begin DATA EXCERPTS
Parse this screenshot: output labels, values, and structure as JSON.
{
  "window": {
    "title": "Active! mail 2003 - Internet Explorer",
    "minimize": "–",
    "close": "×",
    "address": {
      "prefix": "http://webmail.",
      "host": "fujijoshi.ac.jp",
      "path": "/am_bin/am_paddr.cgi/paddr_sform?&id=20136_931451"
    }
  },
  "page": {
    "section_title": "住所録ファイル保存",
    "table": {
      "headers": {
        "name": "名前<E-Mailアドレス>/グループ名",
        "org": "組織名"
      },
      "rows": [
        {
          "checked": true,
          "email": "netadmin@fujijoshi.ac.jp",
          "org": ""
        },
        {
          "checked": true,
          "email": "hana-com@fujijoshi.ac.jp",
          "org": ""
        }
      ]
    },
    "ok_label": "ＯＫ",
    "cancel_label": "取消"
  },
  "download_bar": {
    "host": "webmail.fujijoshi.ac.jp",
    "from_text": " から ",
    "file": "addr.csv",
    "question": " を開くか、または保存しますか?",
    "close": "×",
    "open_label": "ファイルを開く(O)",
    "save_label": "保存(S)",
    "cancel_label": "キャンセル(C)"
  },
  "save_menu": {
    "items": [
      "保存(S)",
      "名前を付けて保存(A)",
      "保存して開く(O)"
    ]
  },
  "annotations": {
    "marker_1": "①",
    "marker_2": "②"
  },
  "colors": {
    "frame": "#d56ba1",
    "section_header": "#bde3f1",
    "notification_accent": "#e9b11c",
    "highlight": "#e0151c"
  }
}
end DATA EXCERPTS
Pick out and copy every line that contains the word "webmail".

TASK RESULT
      "prefix": "http://webmail.",
    "host": "webmail.fujijoshi.ac.jp",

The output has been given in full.